Start GIVEN RECORDS
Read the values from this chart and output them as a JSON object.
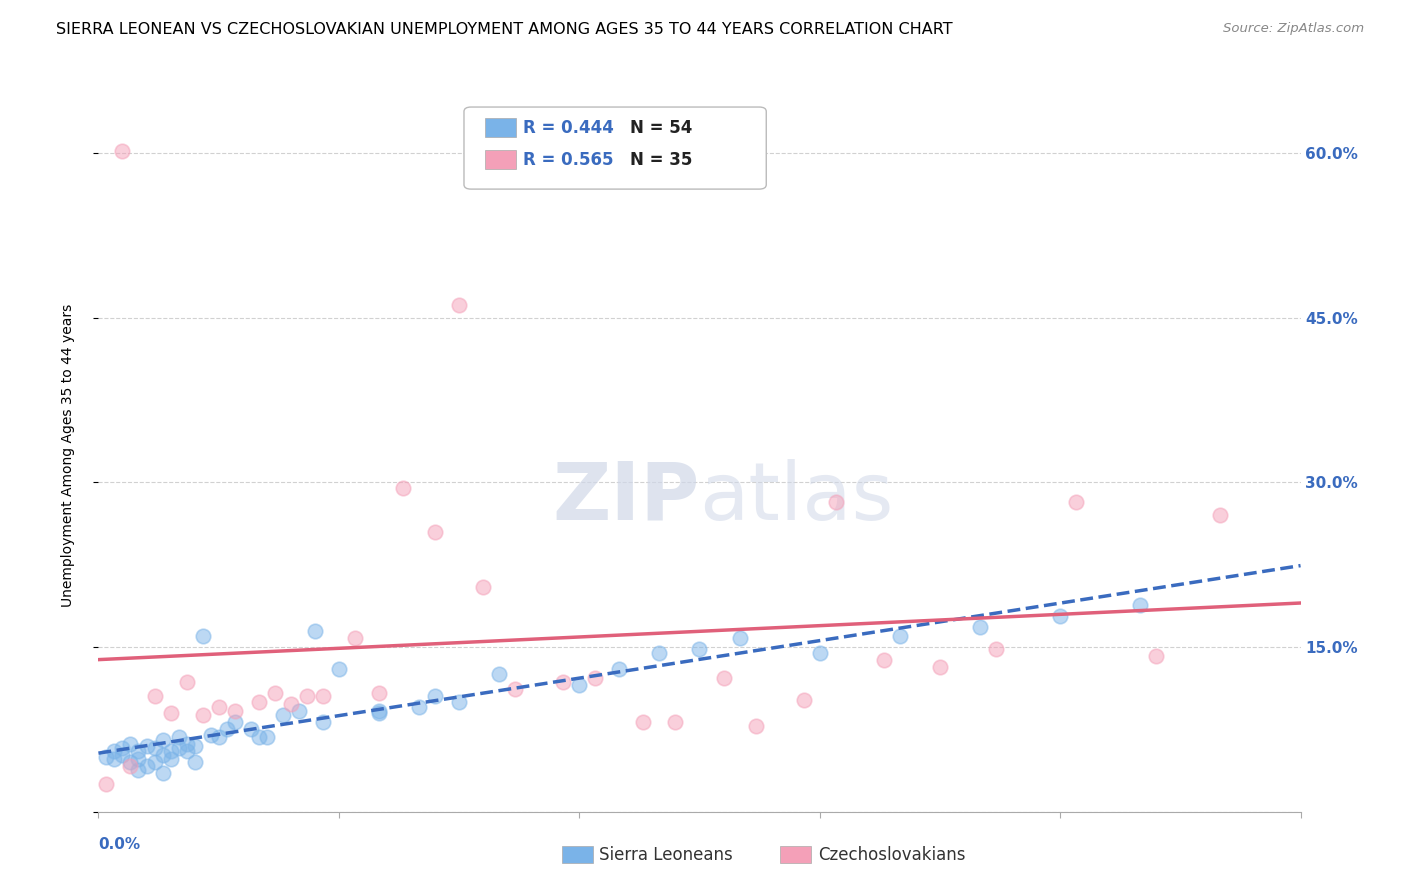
{
  "title": "SIERRA LEONEAN VS CZECHOSLOVAKIAN UNEMPLOYMENT AMONG AGES 35 TO 44 YEARS CORRELATION CHART",
  "source": "Source: ZipAtlas.com",
  "ylabel": "Unemployment Among Ages 35 to 44 years",
  "xlim": [
    0.0,
    0.15
  ],
  "ylim": [
    0.0,
    0.65
  ],
  "yticks": [
    0.0,
    0.15,
    0.3,
    0.45,
    0.6
  ],
  "ytick_labels": [
    "",
    "15.0%",
    "30.0%",
    "45.0%",
    "60.0%"
  ],
  "xticks": [
    0.0,
    0.03,
    0.06,
    0.09,
    0.12,
    0.15
  ],
  "grid_color": "#cccccc",
  "background_color": "#ffffff",
  "watermark_zip": "ZIP",
  "watermark_atlas": "atlas",
  "legend_r1": "R = 0.444",
  "legend_n1": "N = 54",
  "legend_r2": "R = 0.565",
  "legend_n2": "N = 35",
  "legend_color1": "#7ab3e8",
  "legend_color2": "#f4a0b8",
  "sl_color": "#7ab3e8",
  "cs_color": "#f4a0b8",
  "sl_line_color": "#3a6bbf",
  "cs_line_color": "#e0607a",
  "sierra_leonean_x": [
    0.001,
    0.002,
    0.002,
    0.003,
    0.003,
    0.004,
    0.004,
    0.005,
    0.005,
    0.006,
    0.006,
    0.007,
    0.007,
    0.008,
    0.008,
    0.009,
    0.009,
    0.01,
    0.01,
    0.011,
    0.011,
    0.012,
    0.013,
    0.014,
    0.015,
    0.016,
    0.017,
    0.019,
    0.021,
    0.023,
    0.025,
    0.027,
    0.03,
    0.035,
    0.04,
    0.045,
    0.05,
    0.06,
    0.065,
    0.07,
    0.075,
    0.08,
    0.09,
    0.1,
    0.11,
    0.12,
    0.13,
    0.005,
    0.008,
    0.012,
    0.02,
    0.028,
    0.035,
    0.042
  ],
  "sierra_leonean_y": [
    0.05,
    0.048,
    0.055,
    0.052,
    0.058,
    0.045,
    0.062,
    0.048,
    0.055,
    0.042,
    0.06,
    0.045,
    0.058,
    0.052,
    0.065,
    0.048,
    0.055,
    0.058,
    0.068,
    0.055,
    0.062,
    0.06,
    0.16,
    0.07,
    0.068,
    0.075,
    0.082,
    0.075,
    0.068,
    0.088,
    0.092,
    0.165,
    0.13,
    0.09,
    0.095,
    0.1,
    0.125,
    0.115,
    0.13,
    0.145,
    0.148,
    0.158,
    0.145,
    0.16,
    0.168,
    0.178,
    0.188,
    0.038,
    0.035,
    0.045,
    0.068,
    0.082,
    0.092,
    0.105
  ],
  "czechoslovakian_x": [
    0.001,
    0.004,
    0.007,
    0.009,
    0.011,
    0.013,
    0.015,
    0.017,
    0.02,
    0.022,
    0.024,
    0.026,
    0.028,
    0.032,
    0.035,
    0.038,
    0.042,
    0.045,
    0.048,
    0.052,
    0.058,
    0.062,
    0.068,
    0.072,
    0.078,
    0.082,
    0.088,
    0.092,
    0.098,
    0.105,
    0.112,
    0.122,
    0.132,
    0.14,
    0.003
  ],
  "czechoslovakian_y": [
    0.025,
    0.042,
    0.105,
    0.09,
    0.118,
    0.088,
    0.095,
    0.092,
    0.1,
    0.108,
    0.098,
    0.105,
    0.105,
    0.158,
    0.108,
    0.295,
    0.255,
    0.462,
    0.205,
    0.112,
    0.118,
    0.122,
    0.082,
    0.082,
    0.122,
    0.078,
    0.102,
    0.282,
    0.138,
    0.132,
    0.148,
    0.282,
    0.142,
    0.27,
    0.602
  ],
  "title_fontsize": 11.5,
  "source_fontsize": 9.5,
  "axis_label_fontsize": 10,
  "tick_fontsize": 11,
  "legend_fontsize": 12
}
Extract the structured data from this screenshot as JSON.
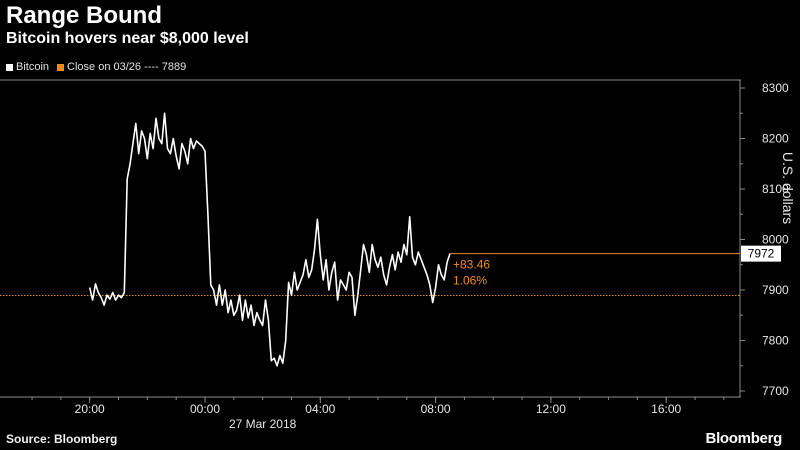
{
  "title": "Range Bound",
  "subtitle": "Bitcoin hovers near $8,000 level",
  "legend": {
    "series_label": "Bitcoin",
    "reference_label": "Close on 03/26 ---- 7889"
  },
  "footer": {
    "source": "Source: Bloomberg",
    "brand": "Bloomberg"
  },
  "colors": {
    "background": "#000000",
    "series": "#ffffff",
    "reference": "#f08c1e"
  },
  "chart_data": {
    "type": "line",
    "ylabel": "U.S. dollars",
    "ylim": [
      7700,
      8300
    ],
    "yticks": [
      "8300",
      "8200",
      "8100",
      "8000",
      "7900",
      "7800",
      "7700"
    ],
    "xticks": [
      "20:00",
      "00:00",
      "04:00",
      "08:00",
      "12:00",
      "16:00"
    ],
    "xdate_label": "27 Mar 2018",
    "reference": {
      "label": "Close on 03/26",
      "value": 7889
    },
    "last_value_label": "7972",
    "change_label": "+83.46",
    "change_pct_label": "1.06%",
    "series": [
      {
        "name": "Bitcoin",
        "x_hours": [
          -4.0,
          -3.9,
          -3.8,
          -3.7,
          -3.6,
          -3.5,
          -3.4,
          -3.3,
          -3.2,
          -3.1,
          -3.0,
          -2.9,
          -2.8,
          -2.7,
          -2.6,
          -2.5,
          -2.4,
          -2.3,
          -2.2,
          -2.1,
          -2.0,
          -1.9,
          -1.8,
          -1.7,
          -1.6,
          -1.5,
          -1.4,
          -1.3,
          -1.2,
          -1.1,
          -1.0,
          -0.9,
          -0.8,
          -0.7,
          -0.6,
          -0.5,
          -0.4,
          -0.3,
          -0.2,
          -0.1,
          0.0,
          0.1,
          0.2,
          0.3,
          0.4,
          0.5,
          0.6,
          0.7,
          0.8,
          0.9,
          1.0,
          1.1,
          1.2,
          1.3,
          1.4,
          1.5,
          1.6,
          1.7,
          1.8,
          1.9,
          2.0,
          2.1,
          2.2,
          2.3,
          2.4,
          2.5,
          2.6,
          2.7,
          2.8,
          2.9,
          3.0,
          3.1,
          3.2,
          3.3,
          3.4,
          3.5,
          3.6,
          3.7,
          3.8,
          3.9,
          4.0,
          4.1,
          4.2,
          4.3,
          4.4,
          4.5,
          4.6,
          4.7,
          4.8,
          4.9,
          5.0,
          5.1,
          5.2,
          5.3,
          5.4,
          5.5,
          5.6,
          5.7,
          5.8,
          5.9,
          6.0,
          6.1,
          6.2,
          6.3,
          6.4,
          6.5,
          6.6,
          6.7,
          6.8,
          6.9,
          7.0,
          7.1,
          7.2,
          7.3,
          7.4,
          7.5,
          7.6,
          7.7,
          7.8,
          7.9,
          8.0,
          8.1,
          8.2,
          8.3,
          8.4,
          8.5
        ],
        "values": [
          7905,
          7880,
          7912,
          7895,
          7885,
          7870,
          7890,
          7882,
          7895,
          7880,
          7890,
          7885,
          7895,
          8120,
          8150,
          8190,
          8230,
          8170,
          8215,
          8200,
          8160,
          8210,
          8180,
          8240,
          8200,
          8190,
          8250,
          8180,
          8170,
          8200,
          8165,
          8140,
          8190,
          8175,
          8150,
          8200,
          8180,
          8195,
          8190,
          8185,
          8175,
          8050,
          7910,
          7900,
          7870,
          7910,
          7870,
          7900,
          7855,
          7880,
          7850,
          7860,
          7890,
          7840,
          7880,
          7845,
          7870,
          7830,
          7855,
          7840,
          7830,
          7880,
          7840,
          7760,
          7765,
          7750,
          7770,
          7755,
          7800,
          7915,
          7890,
          7935,
          7900,
          7915,
          7930,
          7960,
          7925,
          7940,
          7980,
          8040,
          7970,
          7920,
          7960,
          7900,
          7935,
          7955,
          7880,
          7920,
          7910,
          7900,
          7935,
          7925,
          7850,
          7890,
          7940,
          7990,
          7970,
          7935,
          7990,
          7960,
          7945,
          7965,
          7930,
          7910,
          7945,
          7970,
          7940,
          7975,
          7955,
          7990,
          7970,
          8045,
          7965,
          7950,
          7975,
          7960,
          7945,
          7930,
          7910,
          7875,
          7905,
          7950,
          7930,
          7920,
          7955,
          7972
        ]
      }
    ]
  }
}
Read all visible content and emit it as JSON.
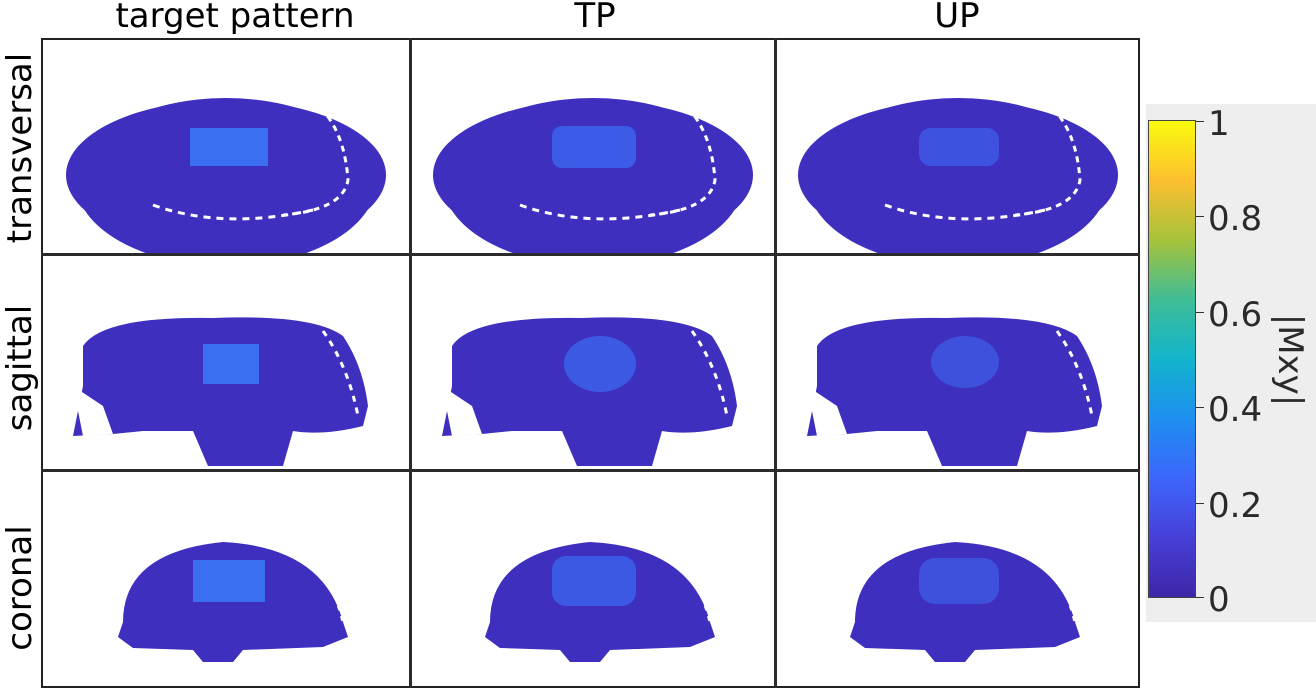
{
  "columns": [
    "target pattern",
    "TP",
    "UP"
  ],
  "rows": [
    "transversal",
    "sagittal",
    "coronal"
  ],
  "colorbar": {
    "title": "|Mxy|",
    "ticks": [
      "1",
      "0.8",
      "0.6",
      "0.4",
      "0.2",
      "0"
    ],
    "colors": [
      "#f9fb0e",
      "#fdbf2f",
      "#a6c23b",
      "#3fbd96",
      "#12b4cc",
      "#1e8ff0",
      "#3d66fc",
      "#4740d8",
      "#3d26a8"
    ]
  },
  "colors": {
    "background_tissue": "#3e2fbe",
    "target_region": "#3b6ff2",
    "target_region_soft": "#3c5ee8",
    "border": "#2b2b2b"
  }
}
End GIVEN RECORDS
What is the number of lines in the records that contain "from"? Give that number only.

→ **CORRECT RESULT**: 2